→ Task goal:
Go through the entries below and pick out every line with "Arquitectos".

----------

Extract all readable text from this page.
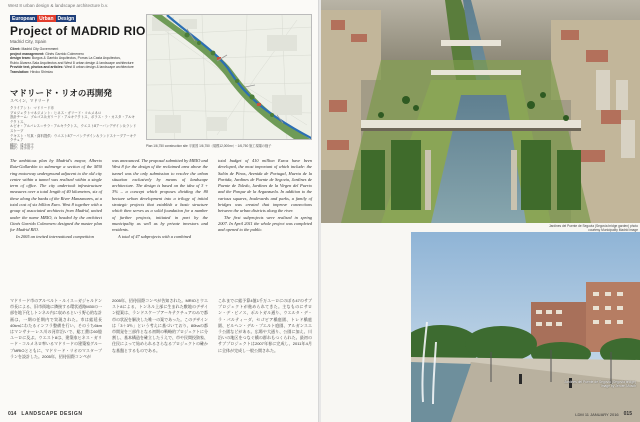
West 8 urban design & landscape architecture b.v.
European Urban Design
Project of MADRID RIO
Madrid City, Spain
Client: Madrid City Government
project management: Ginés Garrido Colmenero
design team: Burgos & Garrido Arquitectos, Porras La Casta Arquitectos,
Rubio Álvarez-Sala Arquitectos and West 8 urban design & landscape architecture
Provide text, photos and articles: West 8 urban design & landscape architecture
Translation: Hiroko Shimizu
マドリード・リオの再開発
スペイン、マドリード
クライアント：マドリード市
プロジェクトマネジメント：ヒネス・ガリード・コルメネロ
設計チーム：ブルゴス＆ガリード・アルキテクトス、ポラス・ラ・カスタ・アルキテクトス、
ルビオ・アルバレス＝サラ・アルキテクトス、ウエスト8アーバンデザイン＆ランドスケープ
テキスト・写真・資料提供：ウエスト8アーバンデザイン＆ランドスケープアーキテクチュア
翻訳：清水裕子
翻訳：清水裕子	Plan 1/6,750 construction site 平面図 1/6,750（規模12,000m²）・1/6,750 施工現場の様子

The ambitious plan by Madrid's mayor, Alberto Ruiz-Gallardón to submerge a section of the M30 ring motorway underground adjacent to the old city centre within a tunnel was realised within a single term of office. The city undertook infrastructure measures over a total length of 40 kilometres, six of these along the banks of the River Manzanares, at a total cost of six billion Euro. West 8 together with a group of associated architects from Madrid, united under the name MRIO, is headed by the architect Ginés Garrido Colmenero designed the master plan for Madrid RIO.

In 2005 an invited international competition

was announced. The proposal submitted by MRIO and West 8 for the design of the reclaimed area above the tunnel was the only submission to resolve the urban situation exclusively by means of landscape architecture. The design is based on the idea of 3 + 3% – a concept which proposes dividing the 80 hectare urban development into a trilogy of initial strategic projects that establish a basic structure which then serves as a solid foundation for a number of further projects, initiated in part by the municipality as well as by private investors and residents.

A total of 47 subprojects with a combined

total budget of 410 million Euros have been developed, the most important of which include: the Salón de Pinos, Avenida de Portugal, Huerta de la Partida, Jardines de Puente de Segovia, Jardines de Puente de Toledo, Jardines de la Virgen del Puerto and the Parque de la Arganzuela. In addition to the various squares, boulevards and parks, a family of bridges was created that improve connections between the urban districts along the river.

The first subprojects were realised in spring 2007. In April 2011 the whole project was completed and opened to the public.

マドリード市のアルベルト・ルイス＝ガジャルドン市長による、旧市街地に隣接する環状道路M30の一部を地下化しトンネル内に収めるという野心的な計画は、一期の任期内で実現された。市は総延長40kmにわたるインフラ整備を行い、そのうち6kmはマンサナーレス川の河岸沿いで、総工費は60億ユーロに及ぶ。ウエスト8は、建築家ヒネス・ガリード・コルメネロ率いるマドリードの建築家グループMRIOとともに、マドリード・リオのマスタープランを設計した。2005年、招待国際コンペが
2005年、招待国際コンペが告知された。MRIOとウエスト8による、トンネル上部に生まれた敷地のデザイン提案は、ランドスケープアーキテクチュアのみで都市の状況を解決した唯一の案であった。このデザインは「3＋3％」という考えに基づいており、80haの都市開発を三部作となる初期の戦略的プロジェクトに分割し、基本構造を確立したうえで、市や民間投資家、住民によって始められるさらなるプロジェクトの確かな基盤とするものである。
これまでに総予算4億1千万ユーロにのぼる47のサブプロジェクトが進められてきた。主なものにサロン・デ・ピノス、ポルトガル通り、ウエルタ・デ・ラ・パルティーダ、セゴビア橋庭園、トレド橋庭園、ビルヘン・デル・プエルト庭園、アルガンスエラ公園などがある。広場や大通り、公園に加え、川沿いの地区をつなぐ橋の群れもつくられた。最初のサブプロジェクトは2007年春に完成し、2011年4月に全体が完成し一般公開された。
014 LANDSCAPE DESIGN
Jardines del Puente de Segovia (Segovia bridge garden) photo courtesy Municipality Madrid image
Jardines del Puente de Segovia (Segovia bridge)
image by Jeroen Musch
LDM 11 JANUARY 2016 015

----------

→ Answer to this task:
design team: Burgos & Garrido Arquitectos, Porras La Casta Arquitectos,
Rubio Álvarez-Sala Arquitectos and West 8 urban design & landscape architecture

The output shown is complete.